— start INPUT RECORDS —

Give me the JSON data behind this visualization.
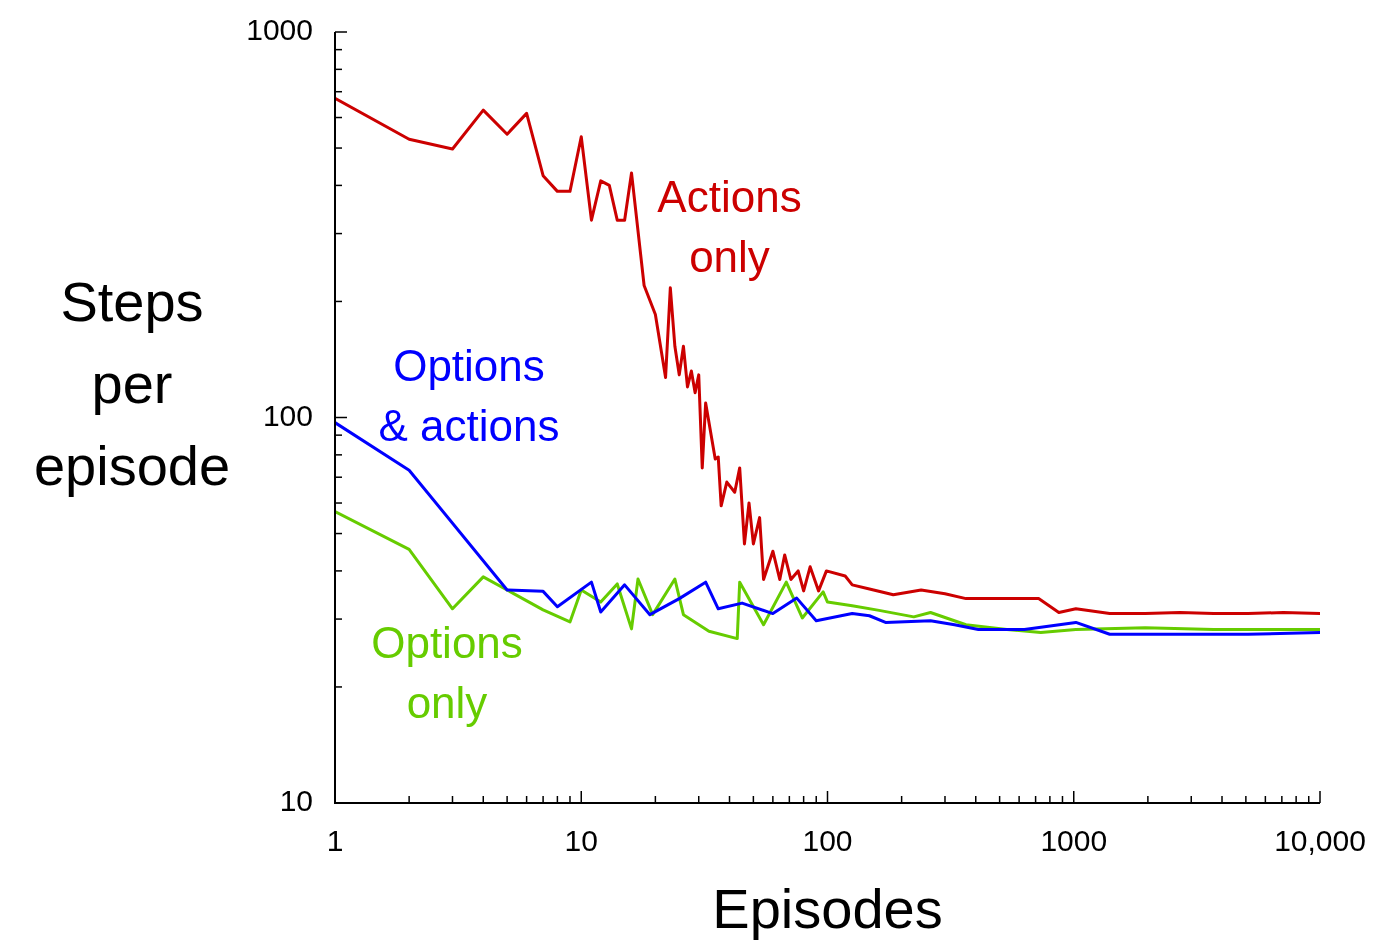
{
  "chart_data": {
    "type": "line",
    "xlabel": "Episodes",
    "ylabel": "Steps per episode",
    "log": "xy",
    "legend": false,
    "grid": false,
    "xlim": [
      1,
      10000
    ],
    "ylim": [
      10,
      1000
    ],
    "xticks": [
      1,
      {
        "value": 2,
        "label": null
      },
      {
        "value": 3,
        "label": null
      },
      {
        "value": 4,
        "label": null
      },
      {
        "value": 5,
        "label": null
      },
      {
        "value": 6,
        "label": null
      },
      {
        "value": 7,
        "label": null
      },
      {
        "value": 8,
        "label": null
      },
      {
        "value": 9,
        "label": null
      },
      10,
      {
        "value": 20,
        "label": null
      },
      {
        "value": 30,
        "label": null
      },
      {
        "value": 40,
        "label": null
      },
      {
        "value": 50,
        "label": null
      },
      {
        "value": 60,
        "label": null
      },
      {
        "value": 70,
        "label": null
      },
      {
        "value": 80,
        "label": null
      },
      {
        "value": 90,
        "label": null
      },
      100,
      {
        "value": 200,
        "label": null
      },
      {
        "value": 300,
        "label": null
      },
      {
        "value": 400,
        "label": null
      },
      {
        "value": 500,
        "label": null
      },
      {
        "value": 600,
        "label": null
      },
      {
        "value": 700,
        "label": null
      },
      {
        "value": 800,
        "label": null
      },
      {
        "value": 900,
        "label": null
      },
      1000,
      {
        "value": 2000,
        "label": null
      },
      {
        "value": 3000,
        "label": null
      },
      {
        "value": 4000,
        "label": null
      },
      {
        "value": 5000,
        "label": null
      },
      {
        "value": 6000,
        "label": null
      },
      {
        "value": 7000,
        "label": null
      },
      {
        "value": 8000,
        "label": null
      },
      {
        "value": 9000,
        "label": null
      },
      {
        "value": 10000,
        "label": "10,000"
      }
    ],
    "yticks": [
      10,
      {
        "value": 20,
        "label": null
      },
      {
        "value": 30,
        "label": null
      },
      {
        "value": 40,
        "label": null
      },
      {
        "value": 50,
        "label": null
      },
      {
        "value": 60,
        "label": null
      },
      {
        "value": 70,
        "label": null
      },
      {
        "value": 80,
        "label": null
      },
      {
        "value": 90,
        "label": null
      },
      100,
      {
        "value": 200,
        "label": null
      },
      {
        "value": 300,
        "label": null
      },
      {
        "value": 400,
        "label": null
      },
      {
        "value": 500,
        "label": null
      },
      {
        "value": 600,
        "label": null
      },
      {
        "value": 700,
        "label": null
      },
      {
        "value": 800,
        "label": null
      },
      {
        "value": 900,
        "label": null
      },
      1000
    ],
    "series": [
      {
        "name": "Actions only",
        "color": "#cc0000",
        "x": [
          1,
          2,
          3,
          4,
          5,
          6,
          7,
          8,
          9,
          10,
          11,
          12,
          13,
          14,
          15,
          16,
          18,
          20,
          22,
          23,
          24,
          25,
          26,
          27,
          28,
          29,
          30,
          31,
          32,
          35,
          36,
          37,
          39,
          42,
          44,
          46,
          48,
          50,
          53,
          55,
          60,
          64,
          67,
          71,
          76,
          80,
          85,
          92,
          99,
          118,
          126,
          148,
          185,
          240,
          300,
          365,
          470,
          590,
          720,
          870,
          1020,
          1400,
          1950,
          2700,
          3700,
          5100,
          7100,
          10000
        ],
        "values": [
          673,
          527,
          497,
          627,
          543,
          615,
          424,
          386,
          386,
          535,
          325,
          411,
          400,
          325,
          325,
          431,
          220,
          185,
          127,
          217,
          153,
          129,
          153,
          120,
          132,
          116,
          129,
          74,
          109,
          78,
          79,
          59,
          68,
          64,
          74,
          47,
          60,
          47,
          55,
          38,
          45,
          38,
          44,
          38,
          40,
          35.5,
          41,
          35.5,
          40,
          38.8,
          36.8,
          35.9,
          34.7,
          35.7,
          34.9,
          33.9,
          33.9,
          33.9,
          33.9,
          31.2,
          31.9,
          31,
          31,
          31.2,
          31,
          31,
          31.2,
          31
        ]
      },
      {
        "name": "Options & actions",
        "color": "#0000ff",
        "x": [
          1,
          2,
          5,
          7,
          8,
          11,
          12,
          15,
          19,
          25,
          32,
          36,
          45,
          60,
          75,
          90,
          126,
          148,
          172,
          262,
          328,
          410,
          630,
          1020,
          1400,
          2700,
          5100,
          10000
        ],
        "values": [
          97,
          73,
          35.7,
          35.4,
          32.3,
          37.4,
          31.3,
          36.8,
          30.8,
          33.9,
          37.4,
          31.9,
          33,
          31,
          34,
          29.7,
          31,
          30.6,
          29.4,
          29.7,
          29,
          28.2,
          28.2,
          29.4,
          27.4,
          27.4,
          27.4,
          27.7
        ]
      },
      {
        "name": "Options only",
        "color": "#66cc00",
        "x": [
          1,
          2,
          3,
          4,
          5,
          7,
          9,
          10,
          12,
          14,
          16,
          17,
          19.5,
          24,
          26,
          33,
          43,
          44,
          55,
          68,
          79,
          96,
          100,
          126,
          162,
          224,
          262,
          365,
          535,
          735,
          1020,
          1950,
          3700,
          10000
        ],
        "values": [
          57,
          45.5,
          31.9,
          38.6,
          35.7,
          31.7,
          29.5,
          35.7,
          33.2,
          37,
          28.3,
          38.1,
          30.8,
          38.1,
          30.8,
          27.9,
          26.7,
          37.4,
          29,
          37.4,
          30.2,
          35.3,
          33.2,
          32.5,
          31.6,
          30.4,
          31.2,
          29,
          28.2,
          27.7,
          28.2,
          28.5,
          28.2,
          28.2
        ]
      }
    ]
  }
}
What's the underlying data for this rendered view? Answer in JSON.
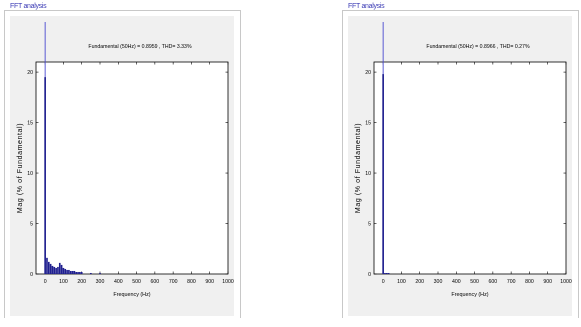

— end INPUT RECORDS —

WRITTEN INSTRUCTION:
Look through the entries above and report each line where the string "Options" occurs.

EXPECTED OUTPUT:
        "name": "Options & actions",
        "name": "Options only",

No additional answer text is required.